Exercise task
Below are records; work out how many of their lines contain "здравоохране" and give only that number.

Exercise materials

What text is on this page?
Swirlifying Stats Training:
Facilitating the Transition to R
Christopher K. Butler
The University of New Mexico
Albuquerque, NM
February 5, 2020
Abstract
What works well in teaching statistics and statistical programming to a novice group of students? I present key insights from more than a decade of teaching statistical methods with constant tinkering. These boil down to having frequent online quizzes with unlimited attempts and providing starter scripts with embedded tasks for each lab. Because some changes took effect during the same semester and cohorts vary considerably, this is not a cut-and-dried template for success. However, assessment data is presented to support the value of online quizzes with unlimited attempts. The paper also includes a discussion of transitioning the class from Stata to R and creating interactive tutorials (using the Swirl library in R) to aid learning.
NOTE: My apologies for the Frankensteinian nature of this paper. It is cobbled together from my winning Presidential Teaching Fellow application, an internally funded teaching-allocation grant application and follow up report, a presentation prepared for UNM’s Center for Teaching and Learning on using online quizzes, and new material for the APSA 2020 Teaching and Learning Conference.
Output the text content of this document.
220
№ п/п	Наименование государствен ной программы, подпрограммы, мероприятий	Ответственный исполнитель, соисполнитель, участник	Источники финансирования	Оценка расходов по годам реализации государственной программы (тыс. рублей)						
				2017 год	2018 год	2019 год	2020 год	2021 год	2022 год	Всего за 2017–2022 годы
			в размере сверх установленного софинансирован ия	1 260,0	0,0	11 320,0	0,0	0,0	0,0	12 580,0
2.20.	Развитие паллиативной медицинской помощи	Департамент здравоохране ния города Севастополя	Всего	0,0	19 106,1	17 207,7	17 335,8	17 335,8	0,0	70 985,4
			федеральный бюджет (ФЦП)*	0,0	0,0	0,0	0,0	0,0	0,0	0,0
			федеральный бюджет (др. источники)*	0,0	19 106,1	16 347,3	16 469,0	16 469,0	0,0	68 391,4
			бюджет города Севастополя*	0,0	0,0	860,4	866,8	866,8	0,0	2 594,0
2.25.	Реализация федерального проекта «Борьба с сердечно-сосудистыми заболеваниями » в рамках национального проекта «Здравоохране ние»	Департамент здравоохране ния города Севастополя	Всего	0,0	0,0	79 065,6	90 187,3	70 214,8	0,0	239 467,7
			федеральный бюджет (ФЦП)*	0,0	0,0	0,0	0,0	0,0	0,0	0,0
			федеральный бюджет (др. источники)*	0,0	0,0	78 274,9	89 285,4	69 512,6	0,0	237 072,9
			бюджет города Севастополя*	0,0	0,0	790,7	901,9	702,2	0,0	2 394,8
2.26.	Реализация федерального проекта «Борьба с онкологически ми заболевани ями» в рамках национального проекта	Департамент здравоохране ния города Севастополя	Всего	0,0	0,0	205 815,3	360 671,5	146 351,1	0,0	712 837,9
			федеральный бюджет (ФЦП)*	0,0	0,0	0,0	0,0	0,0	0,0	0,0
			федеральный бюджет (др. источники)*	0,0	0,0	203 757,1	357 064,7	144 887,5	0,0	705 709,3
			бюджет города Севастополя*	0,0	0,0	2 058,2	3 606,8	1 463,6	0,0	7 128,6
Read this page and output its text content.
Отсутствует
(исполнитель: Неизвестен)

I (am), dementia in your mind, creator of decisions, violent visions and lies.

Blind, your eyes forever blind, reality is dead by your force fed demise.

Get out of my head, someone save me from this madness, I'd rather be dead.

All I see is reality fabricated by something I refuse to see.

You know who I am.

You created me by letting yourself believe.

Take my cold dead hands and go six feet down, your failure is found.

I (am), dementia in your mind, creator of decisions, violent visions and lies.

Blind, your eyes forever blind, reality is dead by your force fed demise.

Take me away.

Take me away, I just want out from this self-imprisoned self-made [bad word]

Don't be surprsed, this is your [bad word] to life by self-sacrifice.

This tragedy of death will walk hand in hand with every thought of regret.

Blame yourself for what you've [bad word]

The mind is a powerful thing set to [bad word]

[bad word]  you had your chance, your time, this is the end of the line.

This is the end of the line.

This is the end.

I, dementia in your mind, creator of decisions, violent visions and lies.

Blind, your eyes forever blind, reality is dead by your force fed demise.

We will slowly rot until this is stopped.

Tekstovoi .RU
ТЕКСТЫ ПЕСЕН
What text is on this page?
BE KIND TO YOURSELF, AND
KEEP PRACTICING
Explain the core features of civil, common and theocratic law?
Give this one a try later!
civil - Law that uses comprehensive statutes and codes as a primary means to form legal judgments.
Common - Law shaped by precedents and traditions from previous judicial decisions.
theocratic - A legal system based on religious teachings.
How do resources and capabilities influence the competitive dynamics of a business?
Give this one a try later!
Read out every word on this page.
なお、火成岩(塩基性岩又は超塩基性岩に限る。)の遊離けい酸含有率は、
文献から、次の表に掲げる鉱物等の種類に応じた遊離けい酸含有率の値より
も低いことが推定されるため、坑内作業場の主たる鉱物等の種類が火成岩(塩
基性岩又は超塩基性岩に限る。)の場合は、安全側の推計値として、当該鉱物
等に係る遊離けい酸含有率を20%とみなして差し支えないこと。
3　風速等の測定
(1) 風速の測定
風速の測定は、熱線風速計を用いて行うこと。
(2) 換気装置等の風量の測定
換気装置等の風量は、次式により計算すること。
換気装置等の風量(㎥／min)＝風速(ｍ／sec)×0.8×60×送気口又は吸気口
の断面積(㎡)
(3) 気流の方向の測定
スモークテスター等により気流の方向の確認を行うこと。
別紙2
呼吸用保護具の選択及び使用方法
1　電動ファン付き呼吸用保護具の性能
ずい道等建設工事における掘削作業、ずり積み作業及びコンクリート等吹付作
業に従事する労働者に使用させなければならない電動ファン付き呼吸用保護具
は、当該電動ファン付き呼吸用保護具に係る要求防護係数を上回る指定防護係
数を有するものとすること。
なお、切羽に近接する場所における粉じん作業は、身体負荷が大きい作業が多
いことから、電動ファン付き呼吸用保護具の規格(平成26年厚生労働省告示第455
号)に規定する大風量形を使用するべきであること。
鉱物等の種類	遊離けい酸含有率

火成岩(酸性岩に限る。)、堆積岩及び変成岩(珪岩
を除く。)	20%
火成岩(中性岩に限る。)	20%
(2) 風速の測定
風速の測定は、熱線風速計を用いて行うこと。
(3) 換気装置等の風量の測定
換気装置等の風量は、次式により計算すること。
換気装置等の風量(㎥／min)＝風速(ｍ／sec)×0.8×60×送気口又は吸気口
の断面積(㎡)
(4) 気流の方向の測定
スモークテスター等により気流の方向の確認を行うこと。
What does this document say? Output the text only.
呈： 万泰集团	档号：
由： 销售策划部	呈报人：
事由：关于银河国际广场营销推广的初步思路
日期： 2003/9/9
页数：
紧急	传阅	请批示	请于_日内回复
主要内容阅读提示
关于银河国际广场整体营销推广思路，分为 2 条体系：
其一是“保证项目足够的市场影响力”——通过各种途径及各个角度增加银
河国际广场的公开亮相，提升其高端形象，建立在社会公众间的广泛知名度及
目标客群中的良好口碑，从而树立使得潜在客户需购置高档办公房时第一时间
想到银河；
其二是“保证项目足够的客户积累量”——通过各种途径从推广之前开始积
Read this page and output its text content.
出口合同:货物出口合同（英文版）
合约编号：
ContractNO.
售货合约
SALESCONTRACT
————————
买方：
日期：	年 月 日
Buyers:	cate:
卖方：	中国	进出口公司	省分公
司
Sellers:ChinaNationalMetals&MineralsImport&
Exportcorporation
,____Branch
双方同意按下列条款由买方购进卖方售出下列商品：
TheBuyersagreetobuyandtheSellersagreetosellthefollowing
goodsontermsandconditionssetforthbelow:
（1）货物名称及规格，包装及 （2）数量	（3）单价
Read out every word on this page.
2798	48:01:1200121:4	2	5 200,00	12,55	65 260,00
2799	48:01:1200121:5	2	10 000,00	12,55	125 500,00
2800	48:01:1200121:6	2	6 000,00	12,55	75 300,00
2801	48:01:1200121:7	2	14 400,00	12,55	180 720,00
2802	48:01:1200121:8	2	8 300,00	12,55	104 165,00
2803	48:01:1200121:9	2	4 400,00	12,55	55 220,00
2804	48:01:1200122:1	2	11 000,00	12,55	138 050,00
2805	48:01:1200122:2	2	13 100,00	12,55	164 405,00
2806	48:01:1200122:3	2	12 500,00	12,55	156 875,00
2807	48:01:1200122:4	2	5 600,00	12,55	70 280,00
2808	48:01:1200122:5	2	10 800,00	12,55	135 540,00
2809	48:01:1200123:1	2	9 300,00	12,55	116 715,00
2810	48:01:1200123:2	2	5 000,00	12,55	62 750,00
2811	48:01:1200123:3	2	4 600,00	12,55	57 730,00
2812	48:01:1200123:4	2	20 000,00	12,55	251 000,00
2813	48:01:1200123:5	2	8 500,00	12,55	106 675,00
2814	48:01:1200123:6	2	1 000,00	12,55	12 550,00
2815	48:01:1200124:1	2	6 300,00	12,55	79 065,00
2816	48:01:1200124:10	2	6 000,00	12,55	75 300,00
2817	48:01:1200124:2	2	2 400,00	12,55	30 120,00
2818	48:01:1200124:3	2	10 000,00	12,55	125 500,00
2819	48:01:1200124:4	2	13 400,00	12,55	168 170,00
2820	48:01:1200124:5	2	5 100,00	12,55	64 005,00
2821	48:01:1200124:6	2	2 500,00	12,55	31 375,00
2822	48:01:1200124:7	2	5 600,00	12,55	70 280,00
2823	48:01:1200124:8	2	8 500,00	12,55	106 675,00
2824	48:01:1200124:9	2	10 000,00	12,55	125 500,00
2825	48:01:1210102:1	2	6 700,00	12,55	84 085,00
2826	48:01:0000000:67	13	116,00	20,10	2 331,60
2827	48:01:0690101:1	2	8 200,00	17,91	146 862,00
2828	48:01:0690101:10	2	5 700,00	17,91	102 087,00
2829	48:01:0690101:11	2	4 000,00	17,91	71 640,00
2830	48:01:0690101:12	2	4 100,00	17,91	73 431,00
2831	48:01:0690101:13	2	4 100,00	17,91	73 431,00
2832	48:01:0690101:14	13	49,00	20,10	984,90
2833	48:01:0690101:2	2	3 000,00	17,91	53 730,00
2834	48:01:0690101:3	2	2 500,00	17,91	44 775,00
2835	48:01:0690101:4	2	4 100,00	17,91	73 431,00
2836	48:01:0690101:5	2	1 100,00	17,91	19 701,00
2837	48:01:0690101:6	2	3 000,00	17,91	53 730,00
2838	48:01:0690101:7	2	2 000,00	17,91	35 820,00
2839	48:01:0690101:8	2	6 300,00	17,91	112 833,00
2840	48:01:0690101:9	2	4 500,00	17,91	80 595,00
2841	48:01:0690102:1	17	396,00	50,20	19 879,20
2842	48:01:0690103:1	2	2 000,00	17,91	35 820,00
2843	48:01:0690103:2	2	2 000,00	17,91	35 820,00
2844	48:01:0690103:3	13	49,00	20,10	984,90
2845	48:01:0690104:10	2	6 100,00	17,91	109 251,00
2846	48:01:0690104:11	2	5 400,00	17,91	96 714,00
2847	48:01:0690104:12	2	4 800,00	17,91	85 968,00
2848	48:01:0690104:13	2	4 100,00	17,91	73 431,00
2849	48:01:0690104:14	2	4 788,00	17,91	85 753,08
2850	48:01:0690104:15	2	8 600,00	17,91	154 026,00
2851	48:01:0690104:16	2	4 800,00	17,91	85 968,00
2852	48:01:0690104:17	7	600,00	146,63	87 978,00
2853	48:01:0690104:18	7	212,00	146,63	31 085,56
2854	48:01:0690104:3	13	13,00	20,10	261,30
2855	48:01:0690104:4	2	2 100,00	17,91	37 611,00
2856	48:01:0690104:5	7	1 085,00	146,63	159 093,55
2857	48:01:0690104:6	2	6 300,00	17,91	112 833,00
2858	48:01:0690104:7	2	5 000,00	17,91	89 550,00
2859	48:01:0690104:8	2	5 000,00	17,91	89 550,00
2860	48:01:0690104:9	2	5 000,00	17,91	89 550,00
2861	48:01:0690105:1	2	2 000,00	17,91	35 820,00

The reply
3